» Task requirements
Write the records out again exactly, leaving no images in.

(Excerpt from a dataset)
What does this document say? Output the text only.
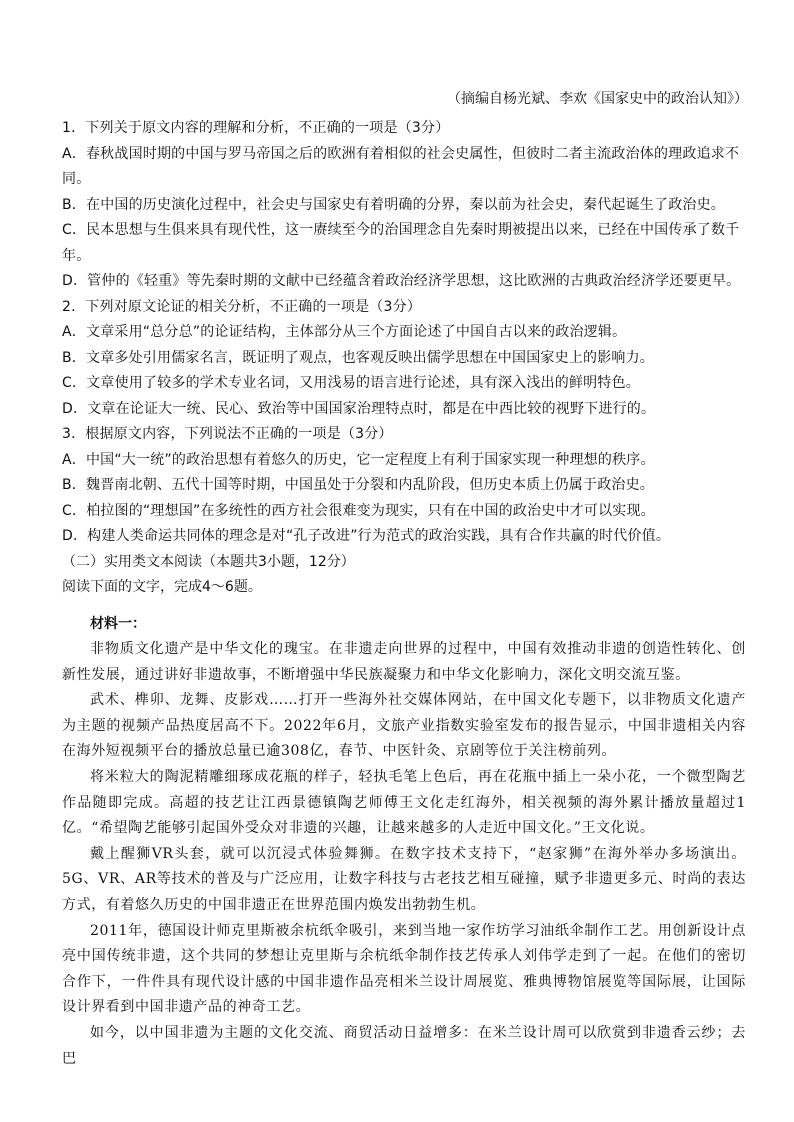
（摘编自杨光斌、李欢《国家史中的政治认知》）

1．下列关于原文内容的理解和分析，不正确的一项是（3分）

A．春秋战国时期的中国与罗马帝国之后的欧洲有着相似的社会史属性，但彼时二者主流政治体的理政追求不同。

B．在中国的历史演化过程中，社会史与国家史有着明确的分界，秦以前为社会史，秦代起诞生了政治史。

C．民本思想与生俱来具有现代性，这一赓续至今的治国理念自先秦时期被提出以来，已经在中国传承了数千年。

D．管仲的《轻重》等先秦时期的文献中已经蕴含着政治经济学思想，这比欧洲的古典政治经济学还要更早。

2．下列对原文论证的相关分析，不正确的一项是（3分）

A．文章采用“总分总”的论证结构，主体部分从三个方面论述了中国自古以来的政治逻辑。

B．文章多处引用儒家名言，既证明了观点，也客观反映出儒学思想在中国国家史上的影响力。

C．文章使用了较多的学术专业名词，又用浅易的语言进行论述，具有深入浅出的鲜明特色。

D．文章在论证大一统、民心、致治等中国国家治理特点时，都是在中西比较的视野下进行的。

3．根据原文内容，下列说法不正确的一项是（3分）

A．中国“大一统”的政治思想有着悠久的历史，它一定程度上有利于国家实现一种理想的秩序。

B．魏晋南北朝、五代十国等时期，中国虽处于分裂和内乱阶段，但历史本质上仍属于政治史。

C．柏拉图的“理想国”在多统性的西方社会很难变为现实，只有在中国的政治史中才可以实现。

D．构建人类命运共同体的理念是对“孔子改进”行为范式的政治实践，具有合作共赢的时代价值。

（二）实用类文本阅读（本题共3小题，12分）

阅读下面的文字，完成4～6题。

材料一：

非物质文化遗产是中华文化的瑰宝。在非遗走向世界的过程中，中国有效推动非遗的创造性转化、创新性发展，通过讲好非遗故事，不断增强中华民族凝聚力和中华文化影响力，深化文明交流互鉴。

武术、榫卯、龙舞、皮影戏……打开一些海外社交媒体网站，在中国文化专题下，以非物质文化遗产为主题的视频产品热度居高不下。2022年6月，文旅产业指数实验室发布的报告显示，中国非遗相关内容在海外短视频平台的播放总量已逾308亿，春节、中医针灸、京剧等位于关注榜前列。

将米粒大的陶泥精雕细琢成花瓶的样子，轻执毛笔上色后，再在花瓶中插上一朵小花，一个微型陶艺作品随即完成。高超的技艺让江西景德镇陶艺师傅王文化走红海外，相关视频的海外累计播放量超过1亿。“希望陶艺能够引起国外受众对非遗的兴趣，让越来越多的人走近中国文化。”王文化说。

戴上醒狮VR头套，就可以沉浸式体验舞狮。在数字技术支持下，“赵家狮”在海外举办多场演出。5G、VR、AR等技术的普及与广泛应用，让数字科技与古老技艺相互碰撞，赋予非遗更多元、时尚的表达方式，有着悠久历史的中国非遗正在世界范围内焕发出勃勃生机。

2011年，德国设计师克里斯被余杭纸伞吸引，来到当地一家作坊学习油纸伞制作工艺。用创新设计点亮中国传统非遗，这个共同的梦想让克里斯与余杭纸伞制作技艺传承人刘伟学走到了一起。在他们的密切合作下，一件件具有现代设计感的中国非遗作品亮相米兰设计周展览、雅典博物馆展览等国际展，让国际设计界看到中国非遗产品的神奇工艺。

如今，以中国非遗为主题的文化交流、商贸活动日益增多：在米兰设计周可以欣赏到非遗香云纱；去巴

» Response
What does this document say? Output the text only.
（摘编自杨光斌、李欢《国家史中的政治认知》）

1．下列关于原文内容的理解和分析，不正确的一项是（3分）

A．春秋战国时期的中国与罗马帝国之后的欧洲有着相似的社会史属性，但彼时二者主流政治体的理政追求不同。

B．在中国的历史演化过程中，社会史与国家史有着明确的分界，秦以前为社会史，秦代起诞生了政治史。

C．民本思想与生俱来具有现代性，这一赓续至今的治国理念自先秦时期被提出以来，已经在中国传承了数千年。

D．管仲的《轻重》等先秦时期的文献中已经蕴含着政治经济学思想，这比欧洲的古典政治经济学还要更早。

2．下列对原文论证的相关分析，不正确的一项是（3分）

A．文章采用“总分总”的论证结构，主体部分从三个方面论述了中国自古以来的政治逻辑。

B．文章多处引用儒家名言，既证明了观点，也客观反映出儒学思想在中国国家史上的影响力。

C．文章使用了较多的学术专业名词，又用浅易的语言进行论述，具有深入浅出的鲜明特色。

D．文章在论证大一统、民心、致治等中国国家治理特点时，都是在中西比较的视野下进行的。

3．根据原文内容，下列说法不正确的一项是（3分）

A．中国“大一统”的政治思想有着悠久的历史，它一定程度上有利于国家实现一种理想的秩序。

B．魏晋南北朝、五代十国等时期，中国虽处于分裂和内乱阶段，但历史本质上仍属于政治史。

C．柏拉图的“理想国”在多统性的西方社会很难变为现实，只有在中国的政治史中才可以实现。

D．构建人类命运共同体的理念是对“孔子改进”行为范式的政治实践，具有合作共赢的时代价值。

（二）实用类文本阅读（本题共3小题，12分）

阅读下面的文字，完成4～6题。

材料一：

非物质文化遗产是中华文化的瑰宝。在非遗走向世界的过程中，中国有效推动非遗的创造性转化、创新性发展，通过讲好非遗故事，不断增强中华民族凝聚力和中华文化影响力，深化文明交流互鉴。

武术、榫卯、龙舞、皮影戏……打开一些海外社交媒体网站，在中国文化专题下，以非物质文化遗产为主题的视频产品热度居高不下。2022年6月，文旅产业指数实验室发布的报告显示，中国非遗相关内容在海外短视频平台的播放总量已逾308亿，春节、中医针灸、京剧等位于关注榜前列。

将米粒大的陶泥精雕细琢成花瓶的样子，轻执毛笔上色后，再在花瓶中插上一朵小花，一个微型陶艺作品随即完成。高超的技艺让江西景德镇陶艺师傅王文化走红海外，相关视频的海外累计播放量超过1亿。“希望陶艺能够引起国外受众对非遗的兴趣，让越来越多的人走近中国文化。”王文化说。

戴上醒狮VR头套，就可以沉浸式体验舞狮。在数字技术支持下，“赵家狮”在海外举办多场演出。5G、VR、AR等技术的普及与广泛应用，让数字科技与古老技艺相互碰撞，赋予非遗更多元、时尚的表达方式，有着悠久历史的中国非遗正在世界范围内焕发出勃勃生机。

2011年，德国设计师克里斯被余杭纸伞吸引，来到当地一家作坊学习油纸伞制作工艺。用创新设计点亮中国传统非遗，这个共同的梦想让克里斯与余杭纸伞制作技艺传承人刘伟学走到了一起。在他们的密切合作下，一件件具有现代设计感的中国非遗作品亮相米兰设计周展览、雅典博物馆展览等国际展，让国际设计界看到中国非遗产品的神奇工艺。

如今，以中国非遗为主题的文化交流、商贸活动日益增多：在米兰设计周可以欣赏到非遗香云纱；去巴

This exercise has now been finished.